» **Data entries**
+---+
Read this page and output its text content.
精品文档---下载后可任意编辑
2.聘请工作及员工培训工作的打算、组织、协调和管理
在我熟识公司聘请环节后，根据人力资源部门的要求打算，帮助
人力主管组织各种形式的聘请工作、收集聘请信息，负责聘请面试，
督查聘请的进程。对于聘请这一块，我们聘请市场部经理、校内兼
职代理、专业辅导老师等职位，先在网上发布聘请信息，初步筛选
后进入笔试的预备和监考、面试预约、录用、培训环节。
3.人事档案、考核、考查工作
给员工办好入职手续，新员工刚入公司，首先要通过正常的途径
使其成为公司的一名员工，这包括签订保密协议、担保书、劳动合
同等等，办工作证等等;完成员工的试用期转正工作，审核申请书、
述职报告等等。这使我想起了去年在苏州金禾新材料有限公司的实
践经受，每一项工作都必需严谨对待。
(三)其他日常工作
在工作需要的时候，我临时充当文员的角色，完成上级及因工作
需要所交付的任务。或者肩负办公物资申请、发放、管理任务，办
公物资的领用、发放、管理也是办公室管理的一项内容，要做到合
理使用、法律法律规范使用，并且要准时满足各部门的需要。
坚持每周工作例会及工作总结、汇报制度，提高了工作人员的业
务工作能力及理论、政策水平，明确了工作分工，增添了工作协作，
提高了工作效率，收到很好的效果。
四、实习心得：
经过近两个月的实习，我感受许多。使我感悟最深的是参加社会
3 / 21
+---+
» **Problem**
From the data above, extract every line in its exact form.

» **Task answer**
Read this page and output its text content.
精品文档---下载后可任意编辑
2.聘请工作及员工培训工作的打算、组织、协调和管理
在我熟识公司聘请环节后，根据人力资源部门的要求打算，帮助
人力主管组织各种形式的聘请工作、收集聘请信息，负责聘请面试，
督查聘请的进程。对于聘请这一块，我们聘请市场部经理、校内兼
职代理、专业辅导老师等职位，先在网上发布聘请信息，初步筛选
后进入笔试的预备和监考、面试预约、录用、培训环节。
3.人事档案、考核、考查工作
给员工办好入职手续，新员工刚入公司，首先要通过正常的途径
使其成为公司的一名员工，这包括签订保密协议、担保书、劳动合
同等等，办工作证等等;完成员工的试用期转正工作，审核申请书、
述职报告等等。这使我想起了去年在苏州金禾新材料有限公司的实
践经受，每一项工作都必需严谨对待。
(三)其他日常工作
在工作需要的时候，我临时充当文员的角色，完成上级及因工作
需要所交付的任务。或者肩负办公物资申请、发放、管理任务，办
公物资的领用、发放、管理也是办公室管理的一项内容，要做到合
理使用、法律法律规范使用，并且要准时满足各部门的需要。
坚持每周工作例会及工作总结、汇报制度，提高了工作人员的业
务工作能力及理论、政策水平，明确了工作分工，增添了工作协作，
提高了工作效率，收到很好的效果。
四、实习心得：
经过近两个月的实习，我感受许多。使我感悟最深的是参加社会
3 / 21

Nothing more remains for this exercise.